Task brief:
Look through the entries below and report how many lines hold the string "that". Only the number is wanted.

Dataset extract:
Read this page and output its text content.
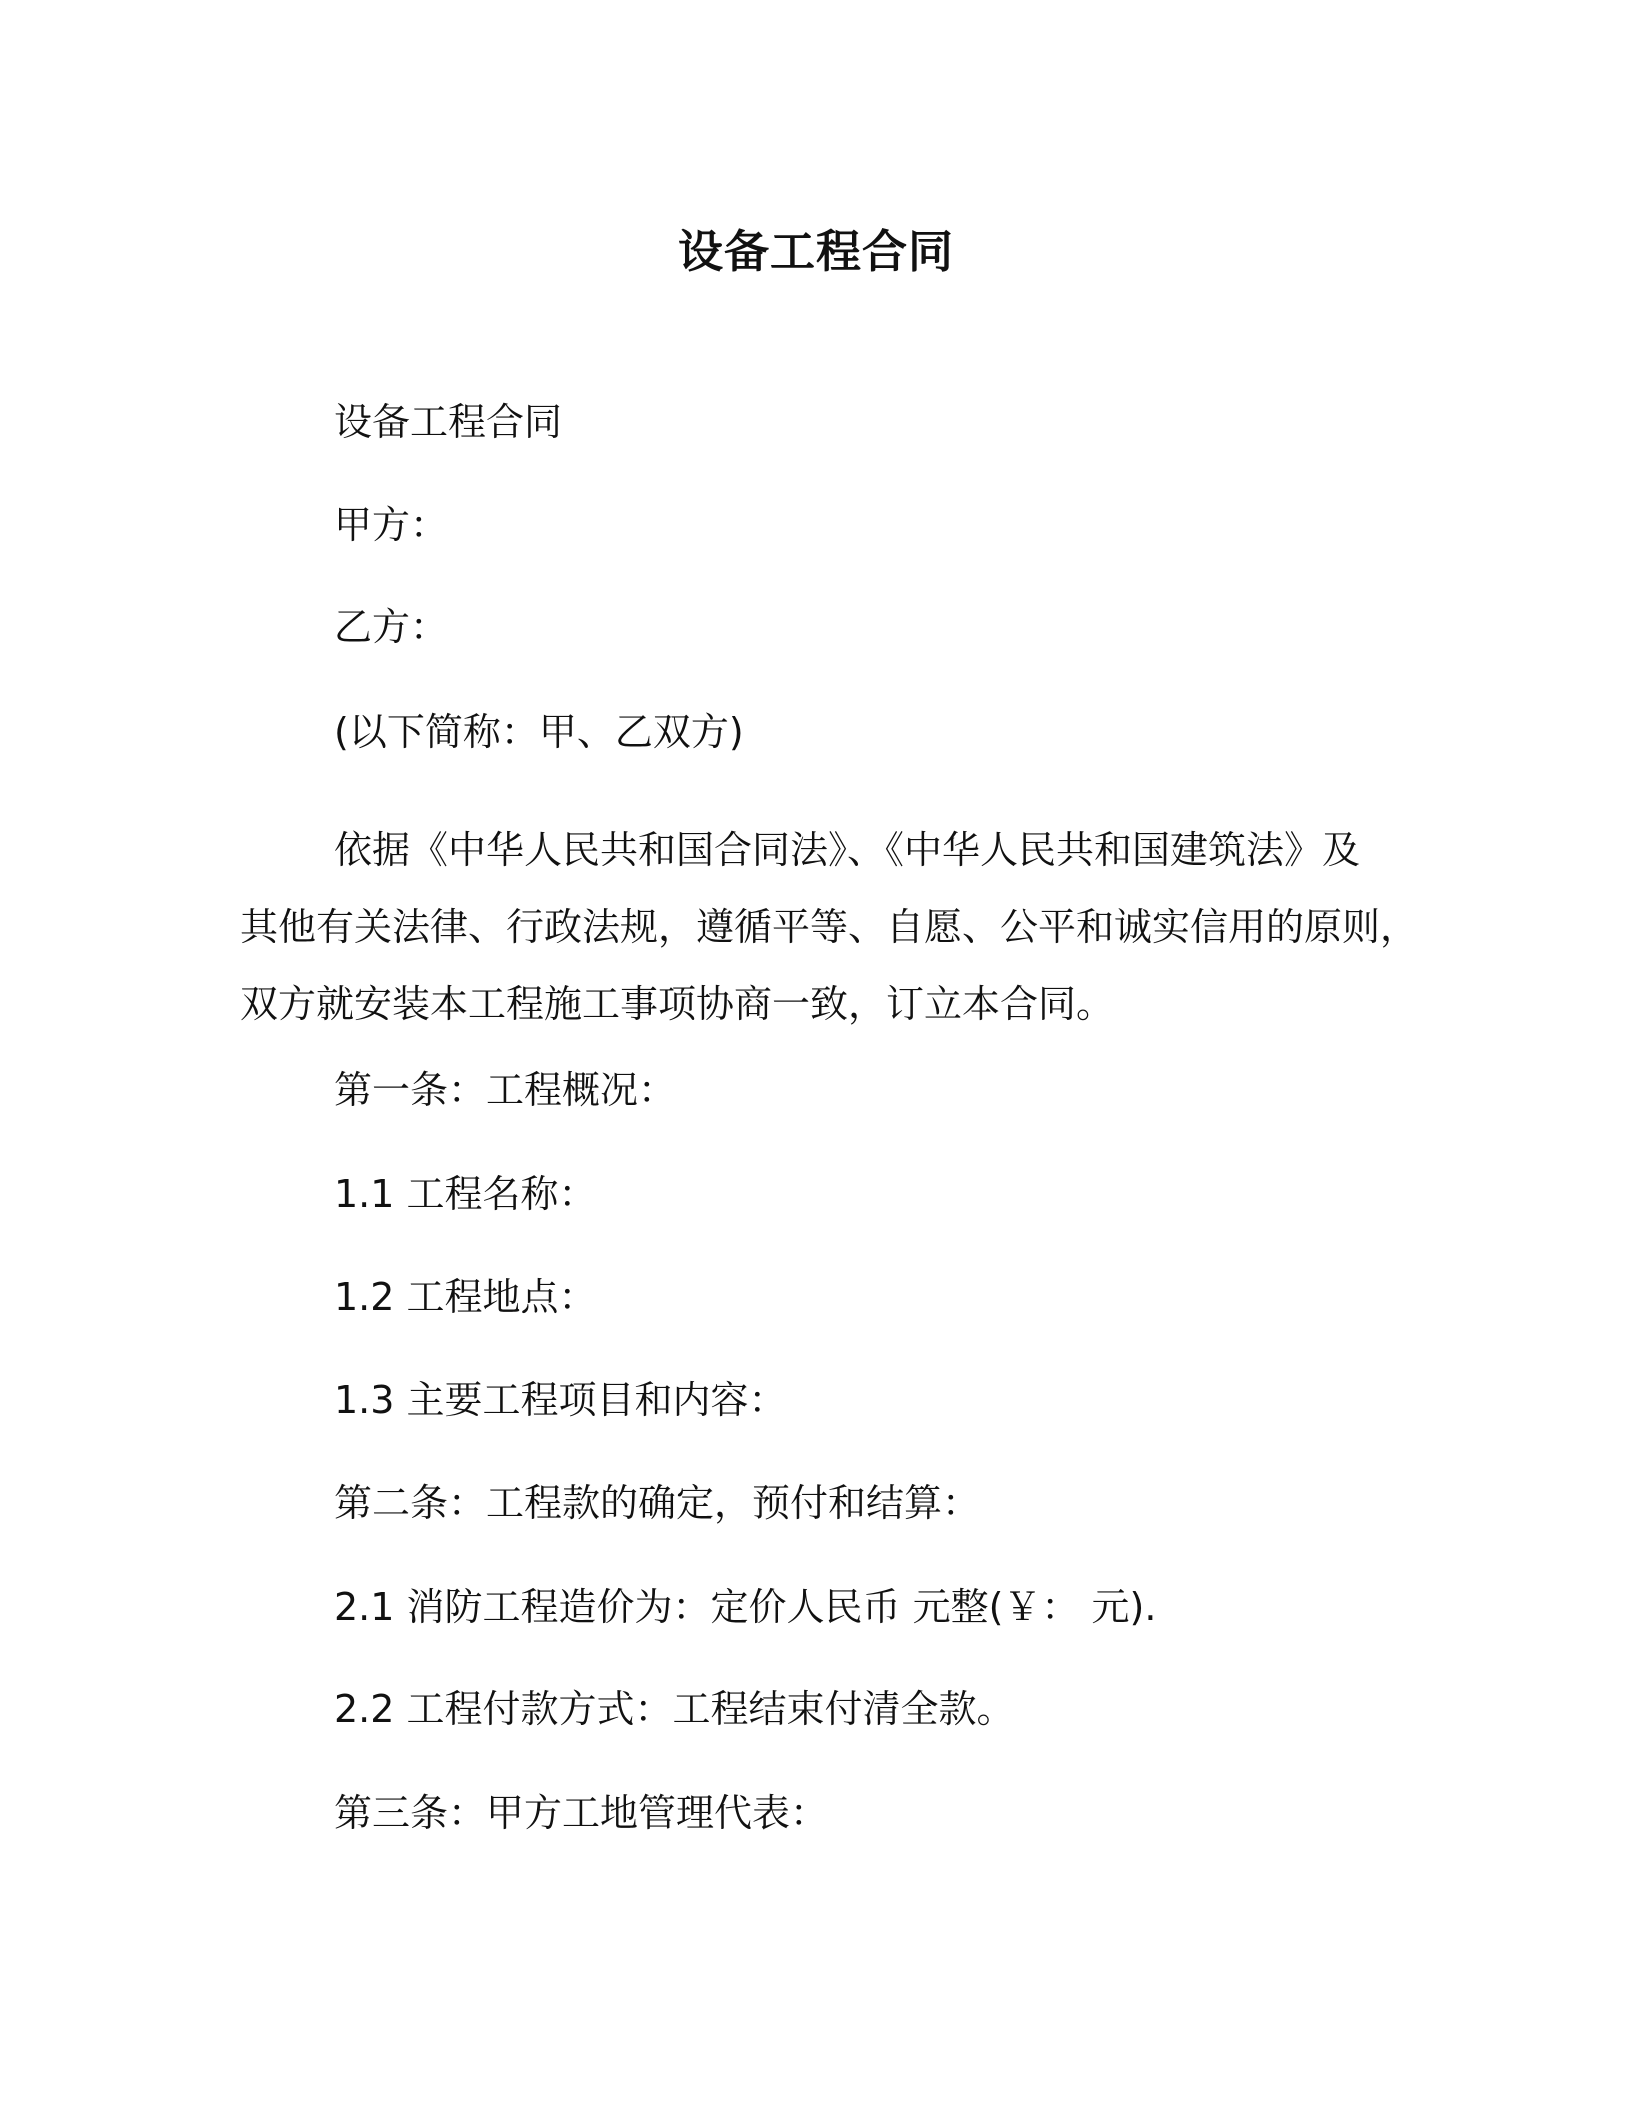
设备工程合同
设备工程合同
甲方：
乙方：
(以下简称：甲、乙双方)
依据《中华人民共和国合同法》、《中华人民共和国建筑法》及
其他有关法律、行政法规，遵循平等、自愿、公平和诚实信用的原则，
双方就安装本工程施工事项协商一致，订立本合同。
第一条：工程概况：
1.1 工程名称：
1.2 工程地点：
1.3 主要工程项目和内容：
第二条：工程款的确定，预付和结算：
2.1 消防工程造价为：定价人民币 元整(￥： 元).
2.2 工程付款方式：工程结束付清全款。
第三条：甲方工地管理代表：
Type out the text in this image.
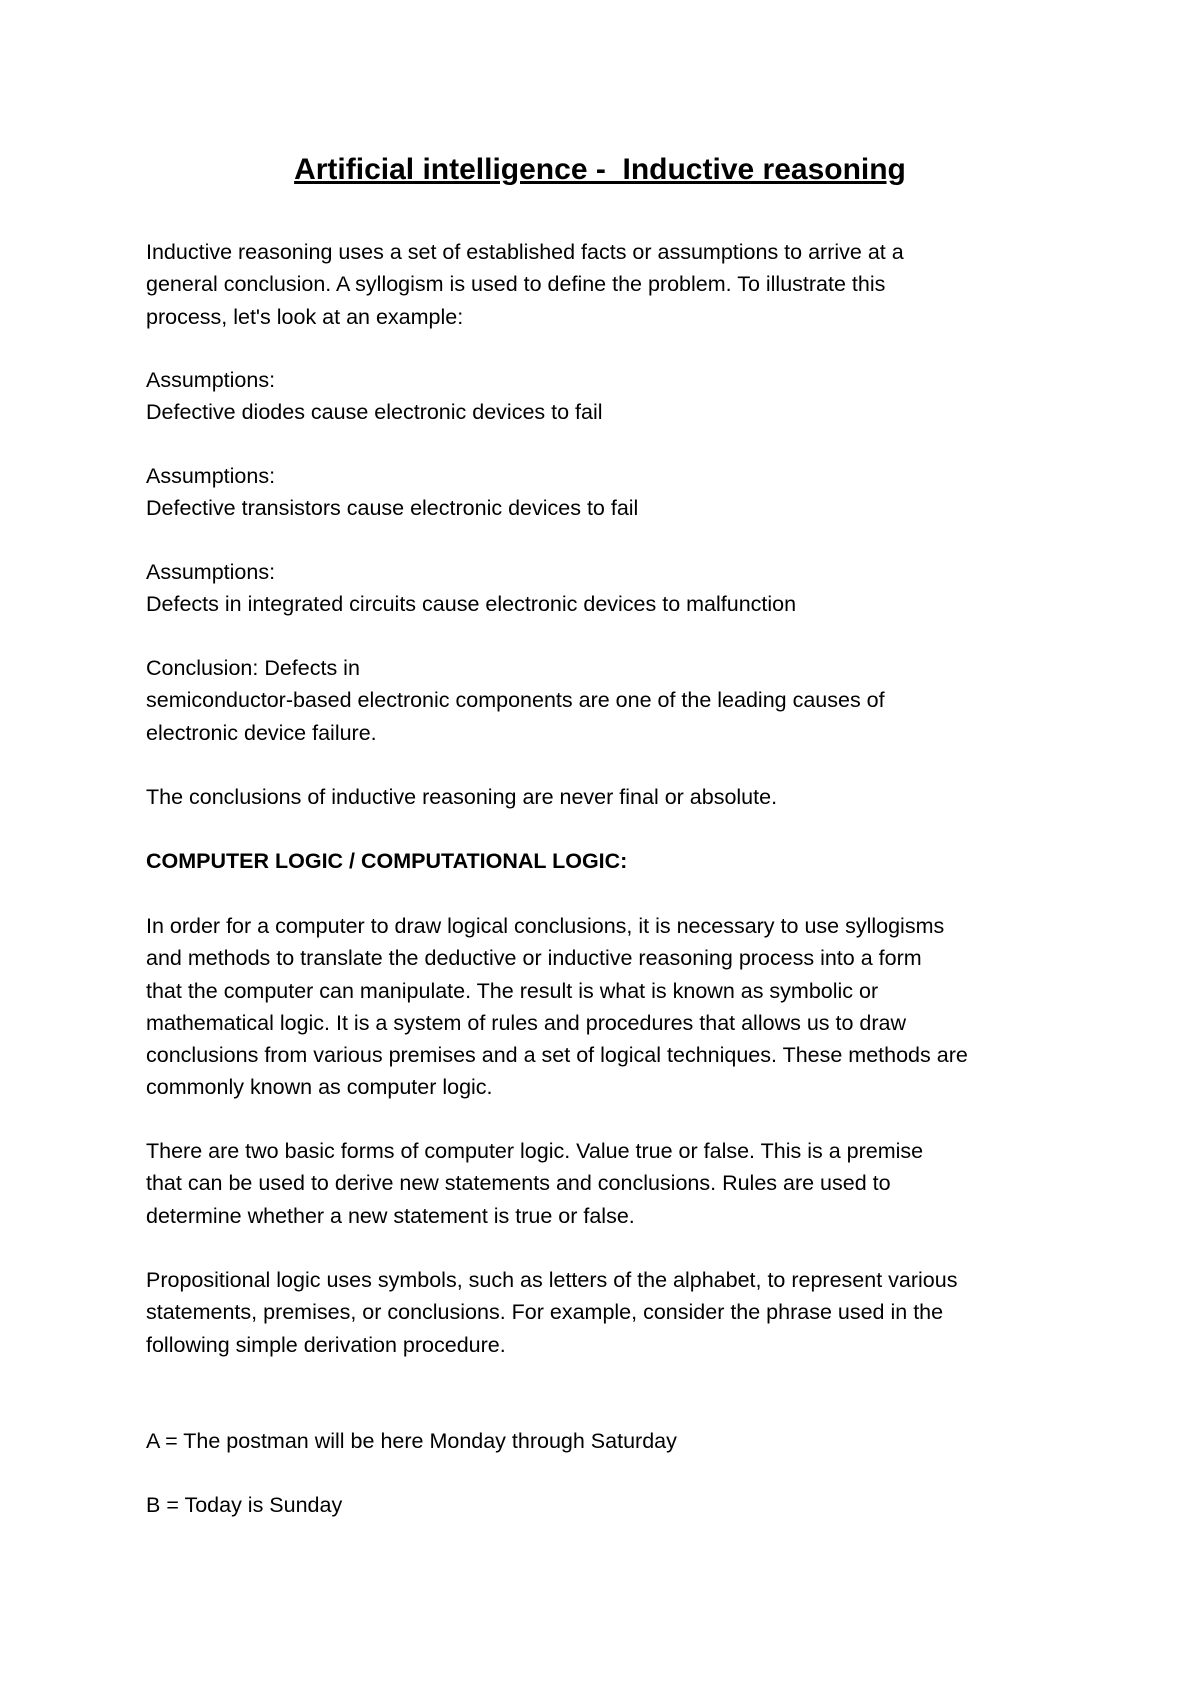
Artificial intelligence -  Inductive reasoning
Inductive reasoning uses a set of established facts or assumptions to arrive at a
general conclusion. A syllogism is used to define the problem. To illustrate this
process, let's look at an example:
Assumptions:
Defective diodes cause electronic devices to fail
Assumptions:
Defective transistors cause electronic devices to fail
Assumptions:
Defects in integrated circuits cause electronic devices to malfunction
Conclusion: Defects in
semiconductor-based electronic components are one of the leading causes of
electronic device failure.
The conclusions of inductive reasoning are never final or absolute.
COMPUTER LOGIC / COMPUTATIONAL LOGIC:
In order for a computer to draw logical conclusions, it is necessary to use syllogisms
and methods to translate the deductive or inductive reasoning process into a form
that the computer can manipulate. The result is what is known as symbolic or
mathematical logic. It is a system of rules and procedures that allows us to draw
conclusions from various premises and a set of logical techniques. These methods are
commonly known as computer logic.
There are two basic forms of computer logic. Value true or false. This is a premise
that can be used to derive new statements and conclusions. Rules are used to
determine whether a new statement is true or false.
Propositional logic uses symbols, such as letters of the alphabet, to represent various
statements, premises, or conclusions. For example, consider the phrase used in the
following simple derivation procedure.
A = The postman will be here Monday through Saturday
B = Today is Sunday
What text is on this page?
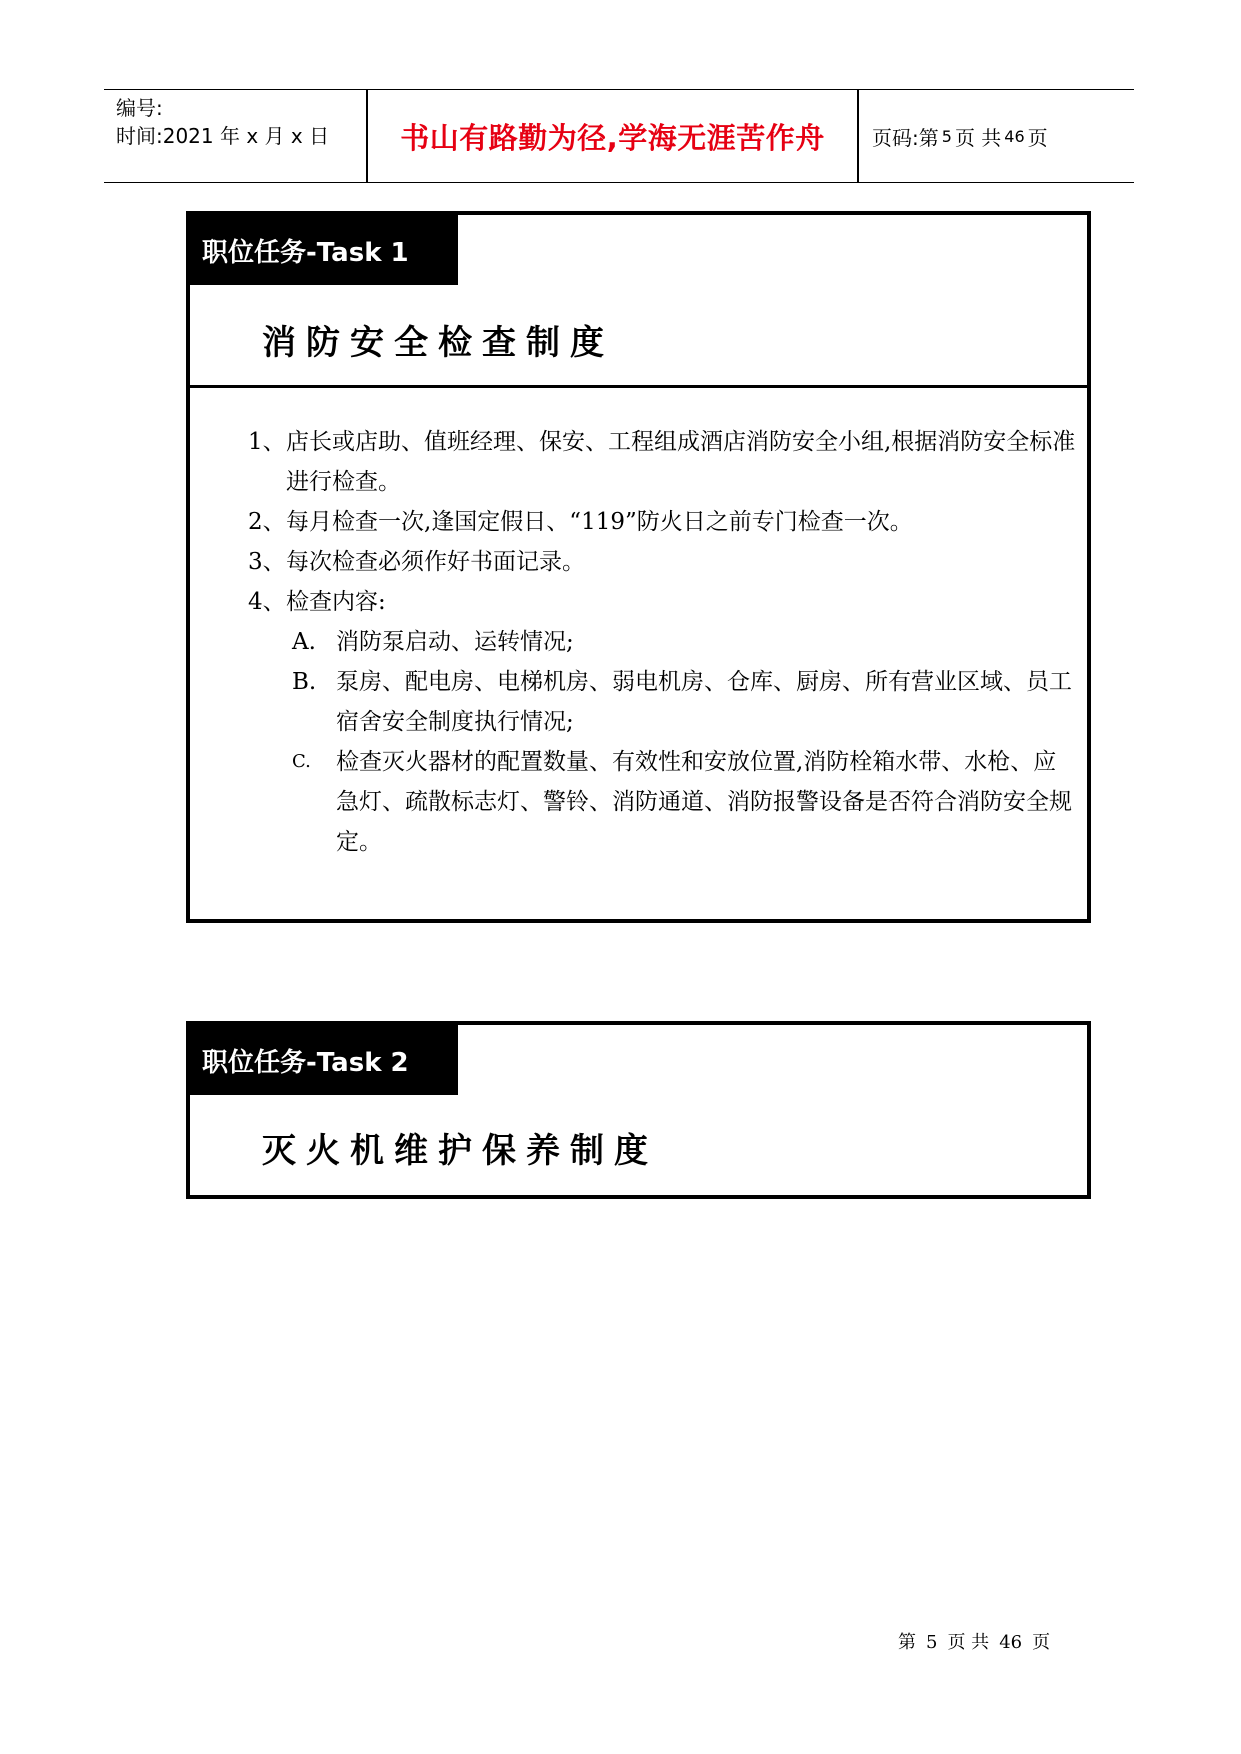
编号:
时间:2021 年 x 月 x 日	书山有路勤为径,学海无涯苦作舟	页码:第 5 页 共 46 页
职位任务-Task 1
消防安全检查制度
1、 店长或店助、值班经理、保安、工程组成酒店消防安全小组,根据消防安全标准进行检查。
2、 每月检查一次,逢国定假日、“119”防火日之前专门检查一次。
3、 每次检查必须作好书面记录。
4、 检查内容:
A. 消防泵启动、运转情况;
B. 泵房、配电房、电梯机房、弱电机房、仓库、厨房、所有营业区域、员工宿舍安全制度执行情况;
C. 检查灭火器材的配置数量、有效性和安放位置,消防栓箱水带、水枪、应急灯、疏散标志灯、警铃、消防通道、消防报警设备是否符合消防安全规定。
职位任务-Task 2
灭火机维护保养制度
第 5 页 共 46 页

Task result:
3